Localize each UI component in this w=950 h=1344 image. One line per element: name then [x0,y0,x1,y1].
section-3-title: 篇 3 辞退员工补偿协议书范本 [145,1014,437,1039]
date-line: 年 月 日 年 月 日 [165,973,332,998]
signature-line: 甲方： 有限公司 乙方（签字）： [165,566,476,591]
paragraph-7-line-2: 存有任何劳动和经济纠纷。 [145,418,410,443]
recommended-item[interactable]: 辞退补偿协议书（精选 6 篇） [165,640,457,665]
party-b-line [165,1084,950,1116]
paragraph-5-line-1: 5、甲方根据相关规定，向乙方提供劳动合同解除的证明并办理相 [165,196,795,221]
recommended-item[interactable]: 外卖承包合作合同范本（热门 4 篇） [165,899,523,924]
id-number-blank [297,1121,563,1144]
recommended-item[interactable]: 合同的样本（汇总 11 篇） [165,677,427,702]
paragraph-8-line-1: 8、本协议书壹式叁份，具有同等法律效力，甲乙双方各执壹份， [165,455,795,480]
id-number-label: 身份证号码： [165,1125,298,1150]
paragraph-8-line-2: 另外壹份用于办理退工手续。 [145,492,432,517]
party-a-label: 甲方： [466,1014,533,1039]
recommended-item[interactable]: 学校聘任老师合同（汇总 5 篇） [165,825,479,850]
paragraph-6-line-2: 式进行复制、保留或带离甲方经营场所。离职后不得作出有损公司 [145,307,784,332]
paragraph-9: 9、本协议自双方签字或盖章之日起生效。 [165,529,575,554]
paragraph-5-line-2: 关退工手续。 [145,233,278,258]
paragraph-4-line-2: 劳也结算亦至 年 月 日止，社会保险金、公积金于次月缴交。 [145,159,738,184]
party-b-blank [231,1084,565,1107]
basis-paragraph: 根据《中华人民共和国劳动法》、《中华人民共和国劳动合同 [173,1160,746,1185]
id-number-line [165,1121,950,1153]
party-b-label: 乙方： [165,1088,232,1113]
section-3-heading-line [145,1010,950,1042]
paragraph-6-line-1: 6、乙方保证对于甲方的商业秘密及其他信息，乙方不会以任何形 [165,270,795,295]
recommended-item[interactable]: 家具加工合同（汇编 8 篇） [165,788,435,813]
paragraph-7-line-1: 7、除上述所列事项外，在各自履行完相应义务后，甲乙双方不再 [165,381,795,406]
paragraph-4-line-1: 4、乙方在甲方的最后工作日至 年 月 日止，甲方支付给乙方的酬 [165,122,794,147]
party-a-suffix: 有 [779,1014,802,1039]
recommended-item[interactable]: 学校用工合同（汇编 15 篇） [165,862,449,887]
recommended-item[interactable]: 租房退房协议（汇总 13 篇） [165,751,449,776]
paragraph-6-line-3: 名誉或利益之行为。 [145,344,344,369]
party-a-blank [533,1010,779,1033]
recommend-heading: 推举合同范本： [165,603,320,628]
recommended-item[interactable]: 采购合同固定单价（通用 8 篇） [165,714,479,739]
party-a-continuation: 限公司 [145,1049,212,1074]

[GOAL]: Turn the data, starting with its first line and going on through the line that contains "recommended-item[interactable]: 合同的样本（汇总 11", into a numbered list, both of those lines included and blank lines left out.

[EXERCISE RESPONSE]:
1. Localize each UI component in this w=950 h=1344 image. One line per element: name then [x0,y0,x1,y1].
2. section-3-title: 篇 3 辞退员工补偿协议书范本 [145,1014,437,1039]
3. date-line: 年 月 日 年 月 日 [165,973,332,998]
4. signature-line: 甲方： 有限公司 乙方（签字）： [165,566,476,591]
5. paragraph-7-line-2: 存有任何劳动和经济纠纷。 [145,418,410,443]
6. recommended-item[interactable]: 辞退补偿协议书（精选 6 篇） [165,640,457,665]
7. party-b-line [165,1084,950,1116]
8. paragraph-5-line-1: 5、甲方根据相关规定，向乙方提供劳动合同解除的证明并办理相 [165,196,795,221]
9. recommended-item[interactable]: 外卖承包合作合同范本（热门 4 篇） [165,899,523,924]
10. id-number-blank [297,1121,563,1144]
11. recommended-item[interactable]: 合同的样本（汇总 11 篇） [165,677,427,702]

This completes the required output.